AIM: Copy each line exactly. Drop every picture.

WORKING DATA:
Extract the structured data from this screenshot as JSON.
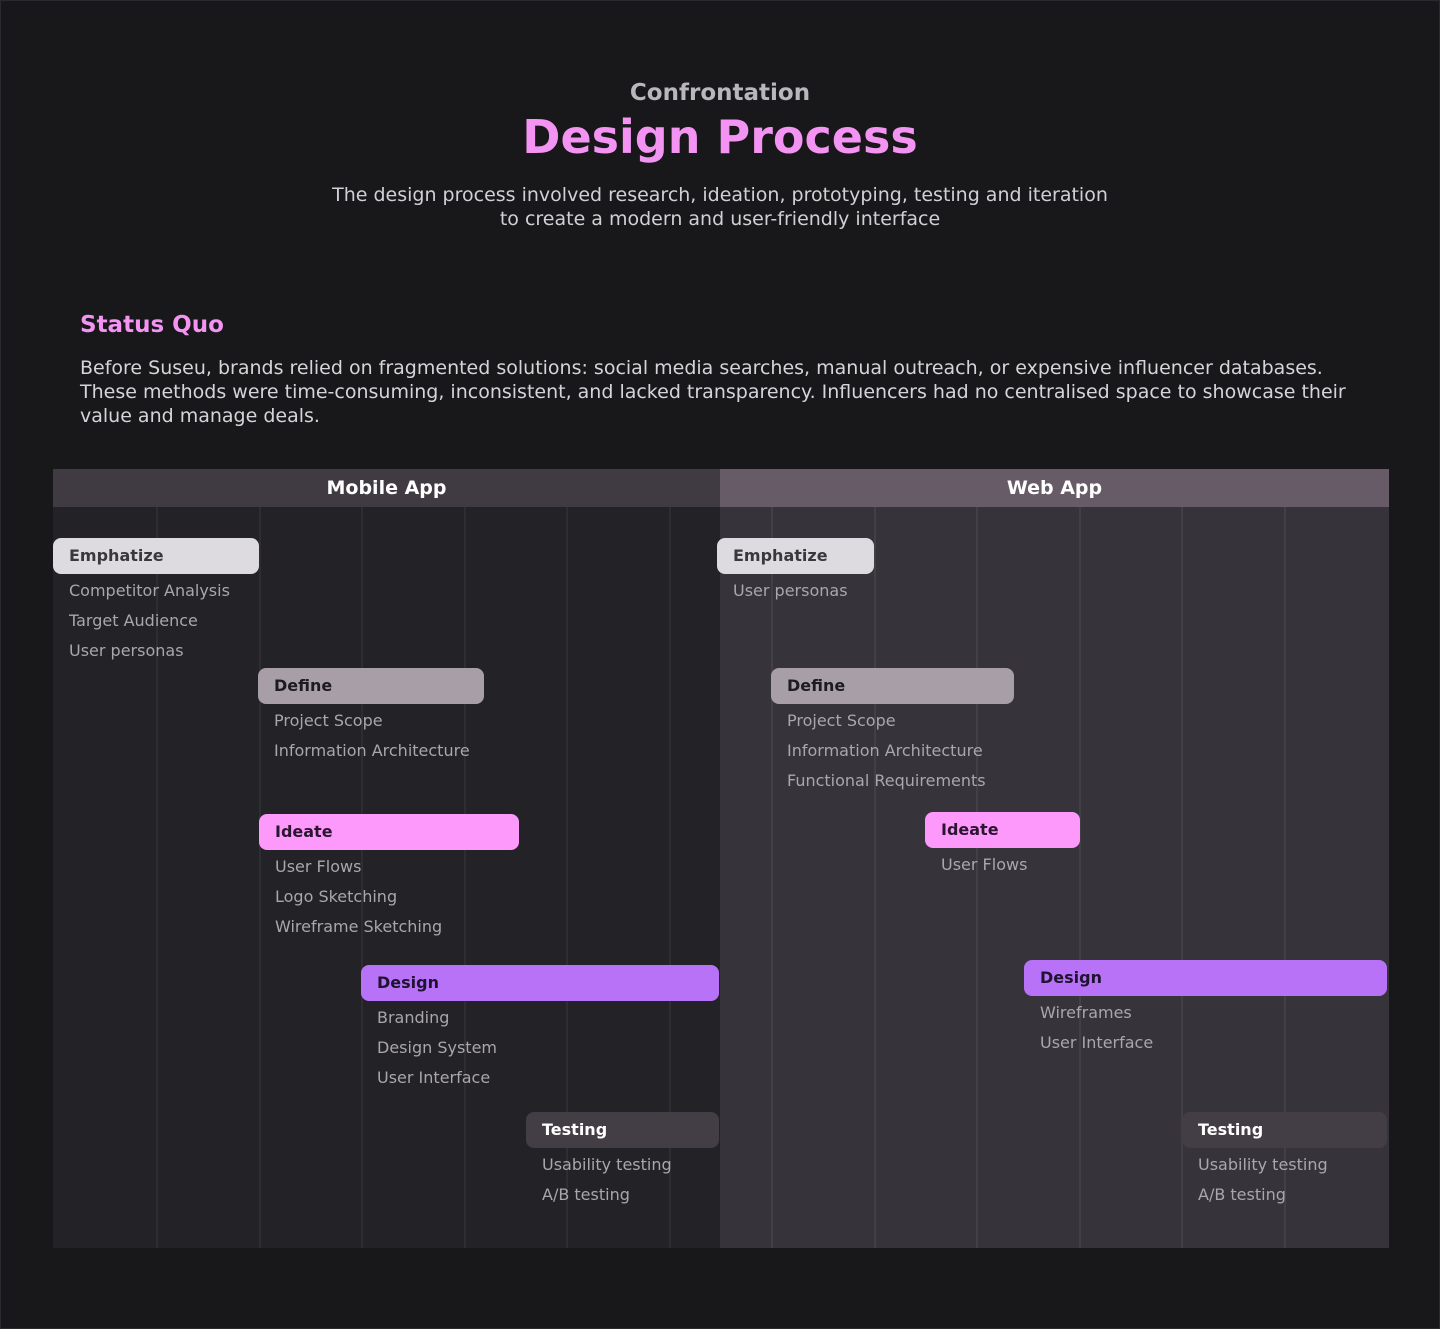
{
  "header": {
    "eyebrow": "Confrontation",
    "title": "Design Process",
    "subtitle_line1": "The design process involved research, ideation, prototyping, testing and iteration",
    "subtitle_line2": "to create a modern and user-friendly interface"
  },
  "status_quo": {
    "title": "Status Quo",
    "text": "Before Suseu, brands relied on fragmented solutions: social media searches, manual outreach, or expensive influencer databases. These methods were time-consuming, inconsistent, and lacked transparency. Influencers had no centralised space to showcase their value and manage deals."
  },
  "colors": {
    "accent": "#f394f2",
    "emphatize": "#dedbe0",
    "define": "#a89ea8",
    "ideate": "#fd99fb",
    "design": "#b872f7",
    "testing": "#433e46"
  },
  "mobile": {
    "title": "Mobile App",
    "phases": [
      {
        "label": "Emphatize",
        "items": [
          "Competitor Analysis",
          "Target Audience",
          "User personas"
        ]
      },
      {
        "label": "Define",
        "items": [
          "Project Scope",
          "Information Architecture"
        ]
      },
      {
        "label": "Ideate",
        "items": [
          "User Flows",
          "Logo Sketching",
          "Wireframe Sketching"
        ]
      },
      {
        "label": "Design",
        "items": [
          "Branding",
          "Design System",
          "User Interface"
        ]
      },
      {
        "label": "Testing",
        "items": [
          "Usability testing",
          "A/B testing"
        ]
      }
    ]
  },
  "web": {
    "title": "Web App",
    "phases": [
      {
        "label": "Emphatize",
        "items": [
          "User personas"
        ]
      },
      {
        "label": "Define",
        "items": [
          "Project Scope",
          "Information Architecture",
          "Functional Requirements"
        ]
      },
      {
        "label": "Ideate",
        "items": [
          "User Flows"
        ]
      },
      {
        "label": "Design",
        "items": [
          "Wireframes",
          "User Interface"
        ]
      },
      {
        "label": "Testing",
        "items": [
          "Usability testing",
          "A/B testing"
        ]
      }
    ]
  }
}
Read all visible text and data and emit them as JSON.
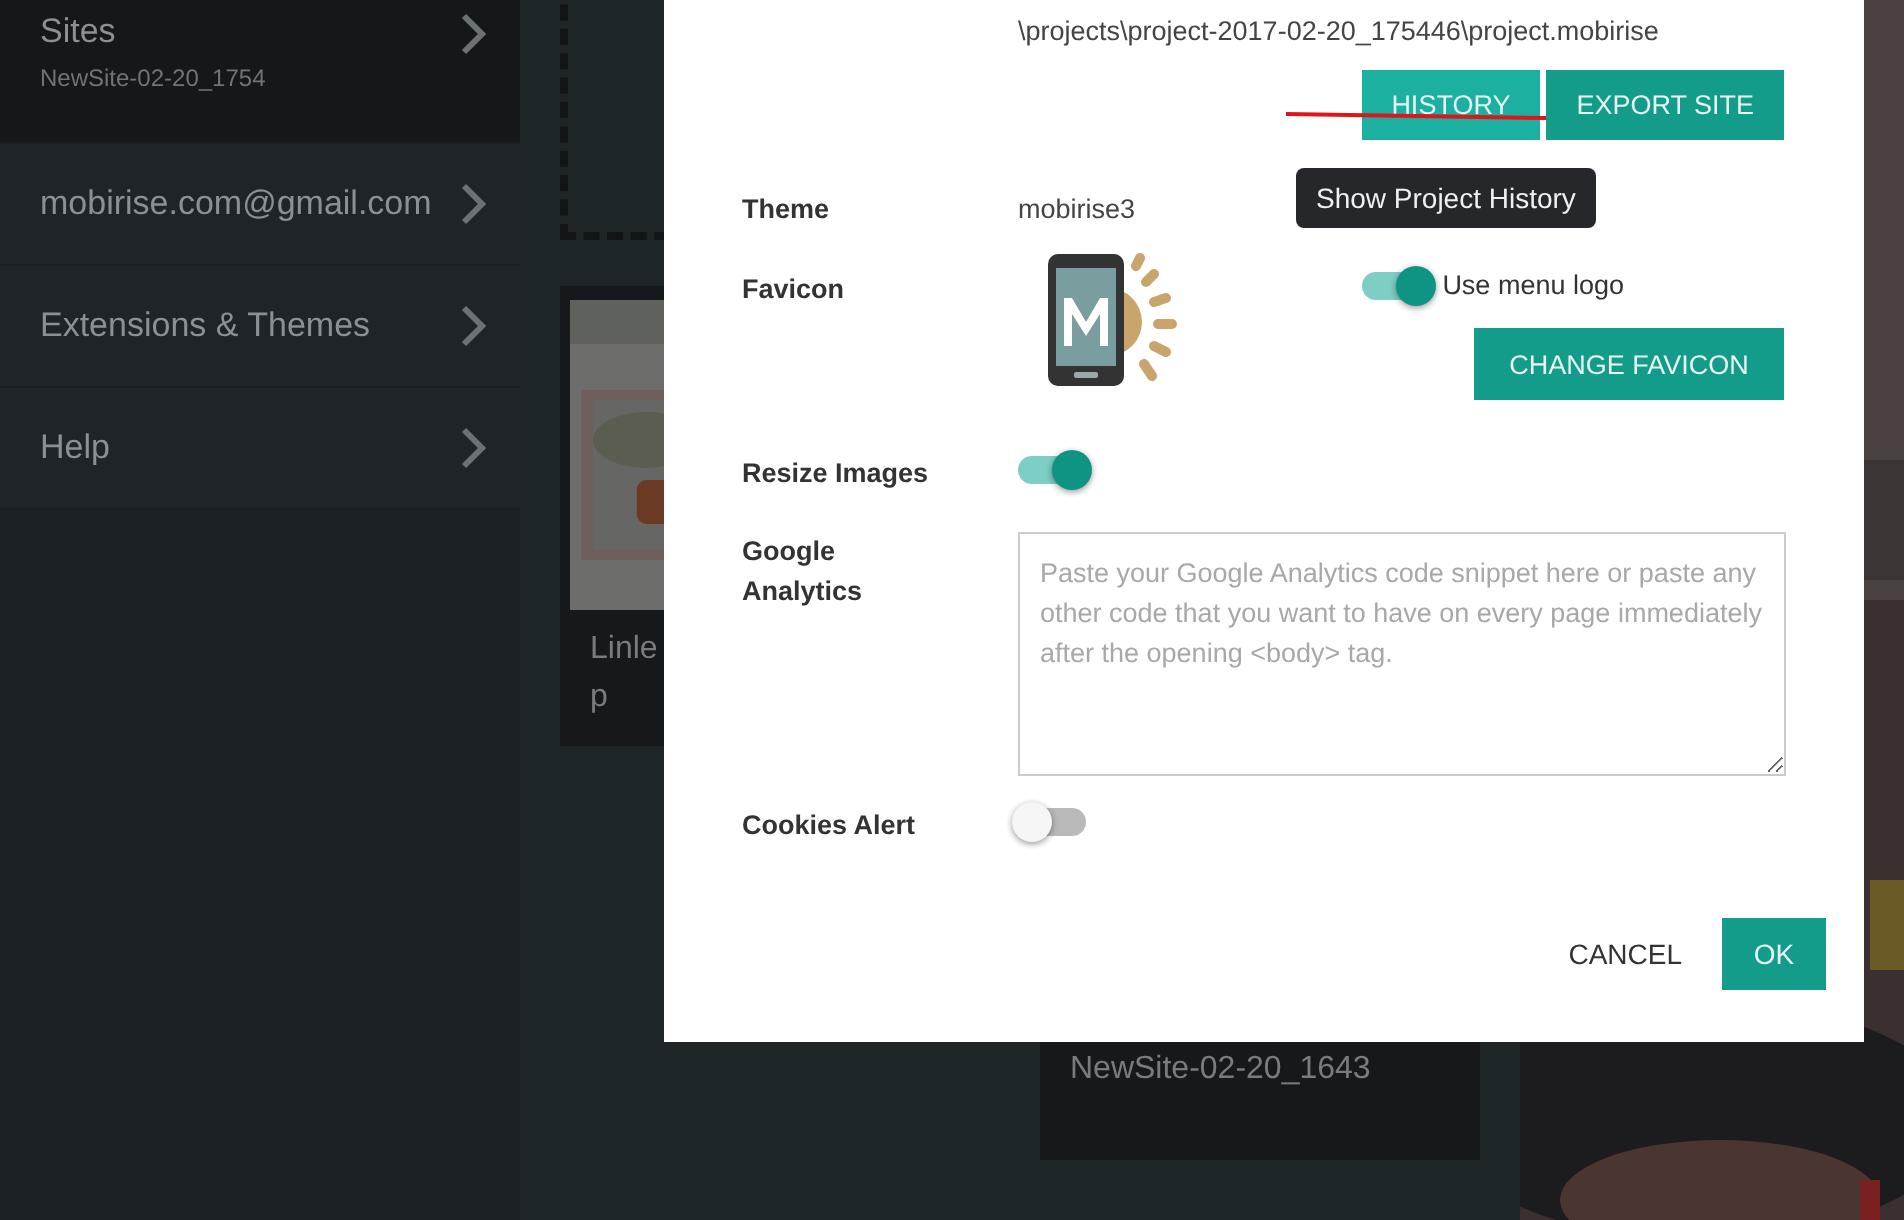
{
  "sidebar": {
    "items": [
      {
        "label": "Sites",
        "sublabel": "NewSite-02-20_1754",
        "selected": true
      },
      {
        "label": "mobirise.com@gmail.com",
        "selected": false
      },
      {
        "label": "Extensions & Themes",
        "selected": false
      },
      {
        "label": "Help",
        "selected": false
      }
    ]
  },
  "cards": [
    {
      "title_lines": [
        "Linle",
        "p"
      ]
    },
    {
      "title_lines": [
        "NewSite-02-20_1643"
      ]
    }
  ],
  "dialog": {
    "path": "\\projects\\project-2017-02-20_175446\\project.mobirise",
    "buttons": [
      {
        "label": "HISTORY",
        "hover": true
      },
      {
        "label": "EXPORT SITE",
        "hover": false
      }
    ],
    "tooltip": "Show Project History",
    "fields": [
      {
        "kind": "text",
        "label": "Theme",
        "value": "mobirise3"
      },
      {
        "kind": "favicon",
        "label": "Favicon",
        "toggle_label": "Use menu logo",
        "on": true,
        "button": "CHANGE FAVICON"
      },
      {
        "kind": "toggle",
        "label": "Resize Images",
        "on": true
      },
      {
        "kind": "textarea",
        "label": "Google Analytics",
        "placeholder": "Paste your Google Analytics code snippet here or paste any other code that you want to have on every page immediately after the opening <body> tag."
      },
      {
        "kind": "toggle",
        "label": "Cookies Alert",
        "on": false
      }
    ],
    "footer": {
      "cancel": "CANCEL",
      "ok": "OK"
    }
  }
}
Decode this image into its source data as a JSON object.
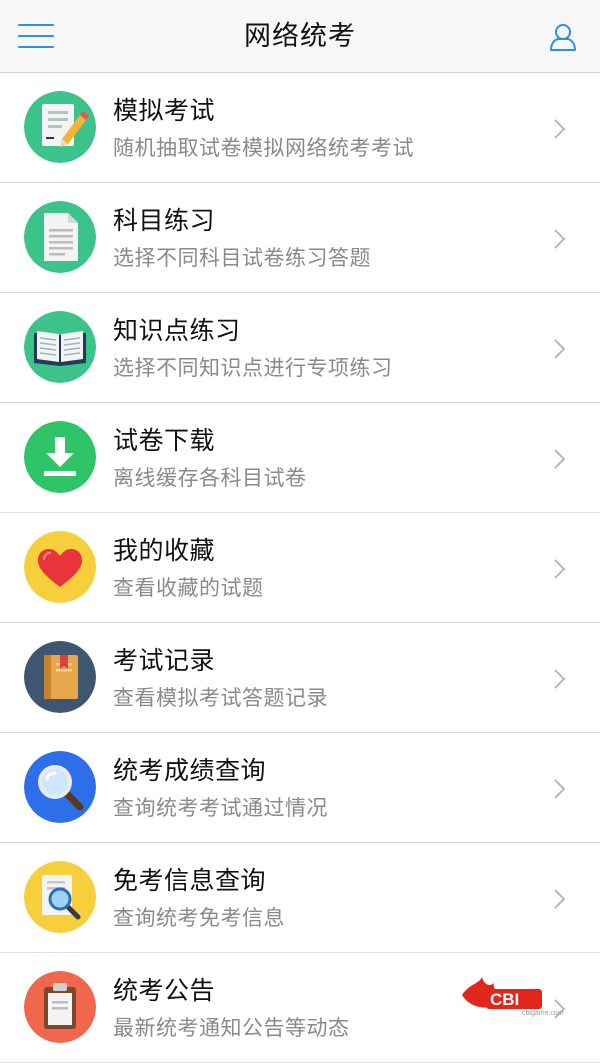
{
  "header": {
    "title": "网络统考",
    "menu_icon": "hamburger-menu-icon",
    "user_icon": "user-profile-icon"
  },
  "menu": {
    "items": [
      {
        "title": "模拟考试",
        "subtitle": "随机抽取试卷模拟网络统考考试",
        "icon": "exam-paper-pencil-icon",
        "color": "#3cc38a"
      },
      {
        "title": "科目练习",
        "subtitle": "选择不同科目试卷练习答题",
        "icon": "document-icon",
        "color": "#3cc38a"
      },
      {
        "title": "知识点练习",
        "subtitle": "选择不同知识点进行专项练习",
        "icon": "open-book-icon",
        "color": "#3cc38a"
      },
      {
        "title": "试卷下载",
        "subtitle": "离线缓存各科目试卷",
        "icon": "download-icon",
        "color": "#2fc467"
      },
      {
        "title": "我的收藏",
        "subtitle": "查看收藏的试题",
        "icon": "heart-icon",
        "color": "#f7cf3c"
      },
      {
        "title": "考试记录",
        "subtitle": "查看模拟考试答题记录",
        "icon": "notebook-icon",
        "color": "#3e566f"
      },
      {
        "title": "统考成绩查询",
        "subtitle": "查询统考考试通过情况",
        "icon": "magnifier-icon",
        "color": "#2d6fe8"
      },
      {
        "title": "免考信息查询",
        "subtitle": "查询统考免考信息",
        "icon": "document-search-icon",
        "color": "#f7cf3c"
      },
      {
        "title": "统考公告",
        "subtitle": "最新统考通知公告等动态",
        "icon": "clipboard-icon",
        "color": "#f0674e"
      }
    ]
  },
  "watermark": {
    "brand": "CBI",
    "site": "cbigame.com",
    "color": "#e1261c"
  }
}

EXERCISE ANSWER:
Extract the structured data from this screenshot as JSON.
{
  "header": {
    "eyebrow": "Confrontation",
    "title": "Design Process",
    "subtitle_line1": "The design process involved research, ideation, prototyping, testing and iteration",
    "subtitle_line2": "to create a modern and user-friendly interface"
  },
  "status_quo": {
    "title": "Status Quo",
    "text": "Before Suseu, brands relied on fragmented solutions: social media searches, manual outreach, or expensive influencer databases. These methods were time-consuming, inconsistent, and lacked transparency. Influencers had no centralised space to showcase their value and manage deals."
  },
  "colors": {
    "accent": "#f394f2",
    "emphatize": "#dedbe0",
    "define": "#a89ea8",
    "ideate": "#fd99fb",
    "design": "#b872f7",
    "testing": "#433e46"
  },
  "mobile": {
    "title": "Mobile App",
    "phases": [
      {
        "label": "Emphatize",
        "items": [
          "Competitor Analysis",
          "Target Audience",
          "User personas"
        ]
      },
      {
        "label": "Define",
        "items": [
          "Project Scope",
          "Information Architecture"
        ]
      },
      {
        "label": "Ideate",
        "items": [
          "User Flows",
          "Logo Sketching",
          "Wireframe Sketching"
        ]
      },
      {
        "label": "Design",
        "items": [
          "Branding",
          "Design System",
          "User Interface"
        ]
      },
      {
        "label": "Testing",
        "items": [
          "Usability testing",
          "A/B testing"
        ]
      }
    ]
  },
  "web": {
    "title": "Web App",
    "phases": [
      {
        "label": "Emphatize",
        "items": [
          "User personas"
        ]
      },
      {
        "label": "Define",
        "items": [
          "Project Scope",
          "Information Architecture",
          "Functional Requirements"
        ]
      },
      {
        "label": "Ideate",
        "items": [
          "User Flows"
        ]
      },
      {
        "label": "Design",
        "items": [
          "Wireframes",
          "User Interface"
        ]
      },
      {
        "label": "Testing",
        "items": [
          "Usability testing",
          "A/B testing"
        ]
      }
    ]
  }
}
Read all visible text and data and emit them as JSON.
{
  "sidebar": {
    "items": [
      {
        "label": "Sites",
        "sublabel": "NewSite-02-20_1754",
        "selected": true
      },
      {
        "label": "mobirise.com@gmail.com",
        "selected": false
      },
      {
        "label": "Extensions & Themes",
        "selected": false
      },
      {
        "label": "Help",
        "selected": false
      }
    ]
  },
  "cards": [
    {
      "title_lines": [
        "Linle",
        "p"
      ]
    },
    {
      "title_lines": [
        "NewSite-02-20_1643"
      ]
    }
  ],
  "dialog": {
    "path": "\\projects\\project-2017-02-20_175446\\project.mobirise",
    "buttons": [
      {
        "label": "HISTORY",
        "hover": true
      },
      {
        "label": "EXPORT SITE",
        "hover": false
      }
    ],
    "tooltip": "Show Project History",
    "fields": [
      {
        "kind": "text",
        "label": "Theme",
        "value": "mobirise3"
      },
      {
        "kind": "favicon",
        "label": "Favicon",
        "toggle_label": "Use menu logo",
        "on": true,
        "button": "CHANGE FAVICON"
      },
      {
        "kind": "toggle",
        "label": "Resize Images",
        "on": true
      },
      {
        "kind": "textarea",
        "label": "Google Analytics",
        "placeholder": "Paste your Google Analytics code snippet here or paste any other code that you want to have on every page immediately after the opening <body> tag."
      },
      {
        "kind": "toggle",
        "label": "Cookies Alert",
        "on": false
      }
    ],
    "footer": {
      "cancel": "CANCEL",
      "ok": "OK"
    }
  }
}
Decode this image into its source data as a JSON object.
{
  "header": {
    "title": "网络统考",
    "menu_icon": "hamburger-menu-icon",
    "user_icon": "user-profile-icon"
  },
  "menu": {
    "items": [
      {
        "title": "模拟考试",
        "subtitle": "随机抽取试卷模拟网络统考考试",
        "icon": "exam-paper-pencil-icon",
        "color": "#3cc38a"
      },
      {
        "title": "科目练习",
        "subtitle": "选择不同科目试卷练习答题",
        "icon": "document-icon",
        "color": "#3cc38a"
      },
      {
        "title": "知识点练习",
        "subtitle": "选择不同知识点进行专项练习",
        "icon": "open-book-icon",
        "color": "#3cc38a"
      },
      {
        "title": "试卷下载",
        "subtitle": "离线缓存各科目试卷",
        "icon": "download-icon",
        "color": "#2fc467"
      },
      {
        "title": "我的收藏",
        "subtitle": "查看收藏的试题",
        "icon": "heart-icon",
        "color": "#f7cf3c"
      },
      {
        "title": "考试记录",
        "subtitle": "查看模拟考试答题记录",
        "icon": "notebook-icon",
        "color": "#3e566f"
      },
      {
        "title": "统考成绩查询",
        "subtitle": "查询统考考试通过情况",
        "icon": "magnifier-icon",
        "color": "#2d6fe8"
      },
      {
        "title": "免考信息查询",
        "subtitle": "查询统考免考信息",
        "icon": "document-search-icon",
        "color": "#f7cf3c"
      },
      {
        "title": "统考公告",
        "subtitle": "最新统考通知公告等动态",
        "icon": "clipboard-icon",
        "color": "#f0674e"
      }
    ]
  },
  "watermark": {
    "brand": "CBI",
    "site": "cbigame.com",
    "color": "#e1261c"
  }
}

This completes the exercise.